Return the lines where the word "label" occurs.

# [Data entries]
(begin)
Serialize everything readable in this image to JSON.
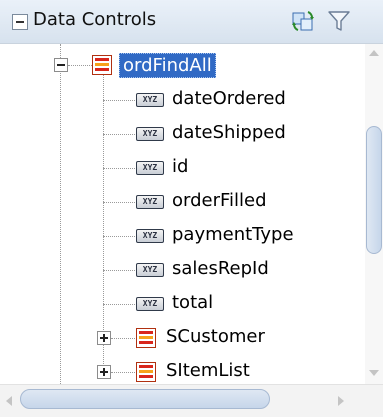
{
  "panel": {
    "title": "Data Controls",
    "collapse_icon": "collapse-icon",
    "toolbar": {
      "refresh_icon": "refresh-icon",
      "filter_icon": "filter-icon"
    }
  },
  "tree": {
    "root": {
      "label": "ordFindAll",
      "icon": "collection-icon",
      "expanded": true,
      "selected": true
    },
    "attributes": [
      {
        "label": "dateOrdered",
        "icon": "xyz-attribute-icon",
        "badge": "XYZ"
      },
      {
        "label": "dateShipped",
        "icon": "xyz-attribute-icon",
        "badge": "XYZ"
      },
      {
        "label": "id",
        "icon": "xyz-attribute-icon",
        "badge": "XYZ"
      },
      {
        "label": "orderFilled",
        "icon": "xyz-attribute-icon",
        "badge": "XYZ"
      },
      {
        "label": "paymentType",
        "icon": "xyz-attribute-icon",
        "badge": "XYZ"
      },
      {
        "label": "salesRepId",
        "icon": "xyz-attribute-icon",
        "badge": "XYZ"
      },
      {
        "label": "total",
        "icon": "xyz-attribute-icon",
        "badge": "XYZ"
      }
    ],
    "children": [
      {
        "label": "SCustomer",
        "icon": "collection-icon",
        "expanded": false
      },
      {
        "label": "SItemList",
        "icon": "collection-icon",
        "expanded": false
      }
    ]
  },
  "colors": {
    "selection": "#316ac5",
    "header_gradient_top": "#eaf1f9",
    "collection_red": "#d9261c",
    "collection_orange": "#f7a21a"
  }
}
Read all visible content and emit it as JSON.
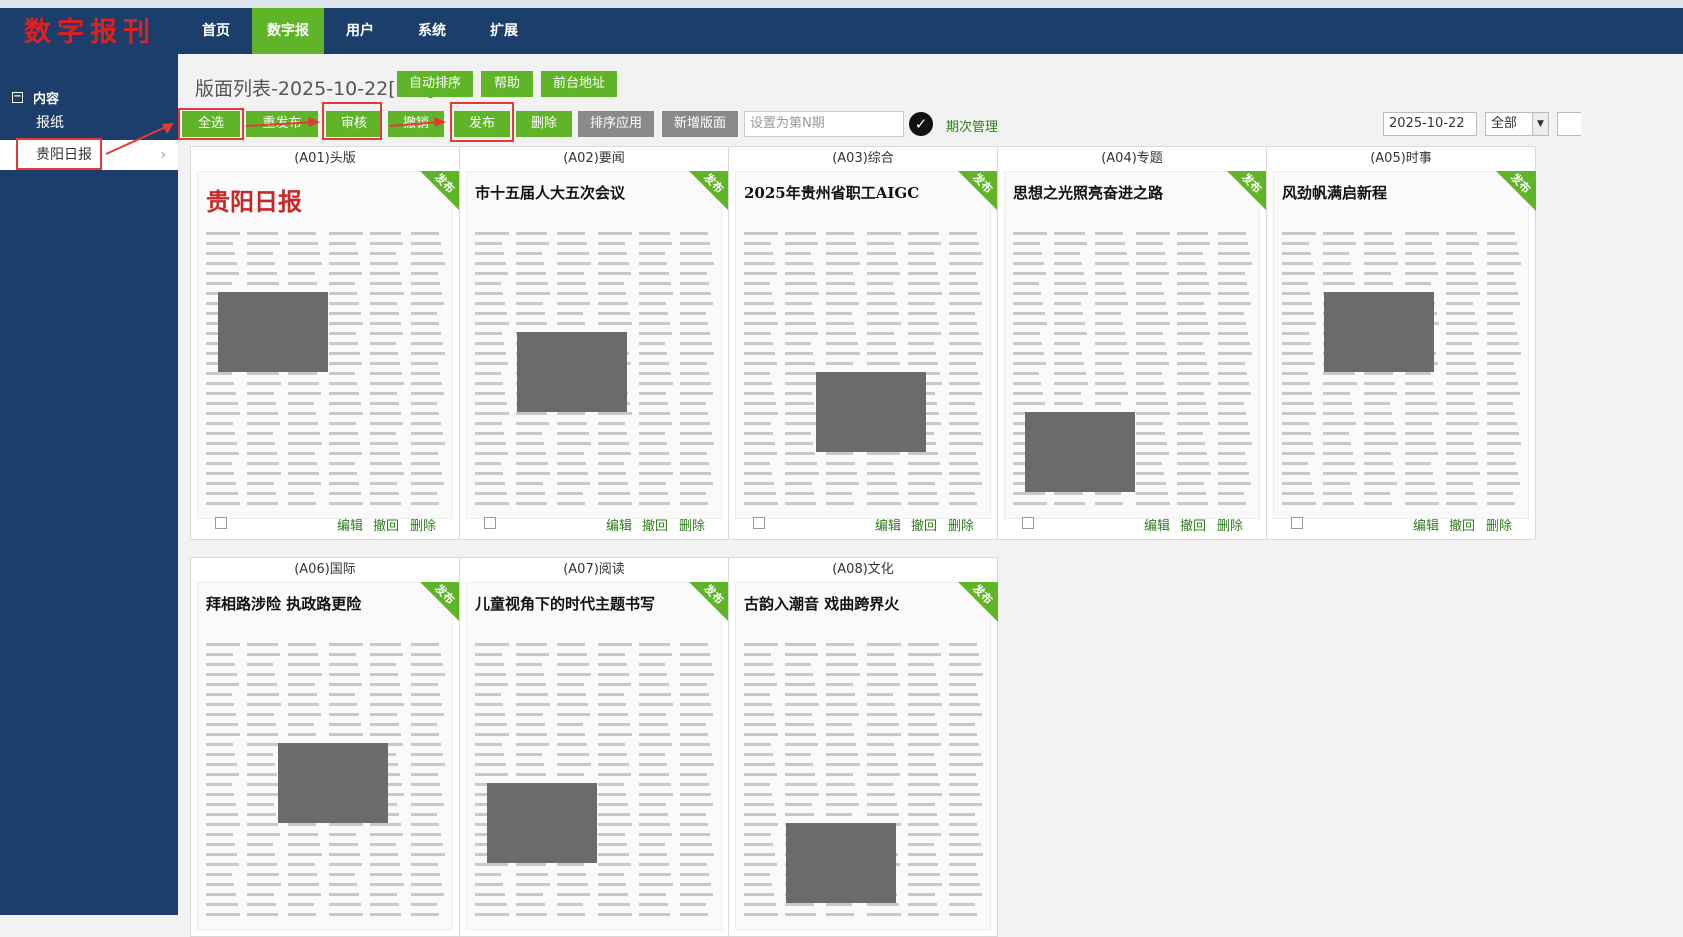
(end)
# [Exercise result]
      "label": "ordFindAll",
        "label": "dateOrdered",
        "label": "dateShipped",
        "label": "id",
        "label": "orderFilled",
        "label": "paymentType",
        "label": "salesRepId",
        "label": "total",
        "label": "SCustomer",
        "label": "SItemList",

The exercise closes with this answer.